#### PROVIDED RECORDS:
# # # # #
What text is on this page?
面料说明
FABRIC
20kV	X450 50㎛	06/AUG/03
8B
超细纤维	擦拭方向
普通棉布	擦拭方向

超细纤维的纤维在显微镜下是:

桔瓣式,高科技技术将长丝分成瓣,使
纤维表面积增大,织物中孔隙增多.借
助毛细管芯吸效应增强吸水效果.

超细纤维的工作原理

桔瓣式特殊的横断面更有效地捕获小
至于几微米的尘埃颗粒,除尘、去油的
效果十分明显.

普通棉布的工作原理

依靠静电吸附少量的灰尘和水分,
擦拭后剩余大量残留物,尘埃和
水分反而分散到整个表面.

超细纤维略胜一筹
# # # # #
#### WRITTEN REQUEST:
Print the complete listing again, exactly as it stands.

#### RESPONSE TO THIS TASK:
What text is on this page?
面料说明
FABRIC
20kV	X450 50㎛	06/AUG/03
8B
超细纤维	擦拭方向
普通棉布	擦拭方向

超细纤维的纤维在显微镜下是:

桔瓣式,高科技技术将长丝分成瓣,使
纤维表面积增大,织物中孔隙增多.借
助毛细管芯吸效应增强吸水效果.

超细纤维的工作原理

桔瓣式特殊的横断面更有效地捕获小
至于几微米的尘埃颗粒,除尘、去油的
效果十分明显.

普通棉布的工作原理

依靠静电吸附少量的灰尘和水分,
擦拭后剩余大量残留物,尘埃和
水分反而分散到整个表面.

超细纤维略胜一筹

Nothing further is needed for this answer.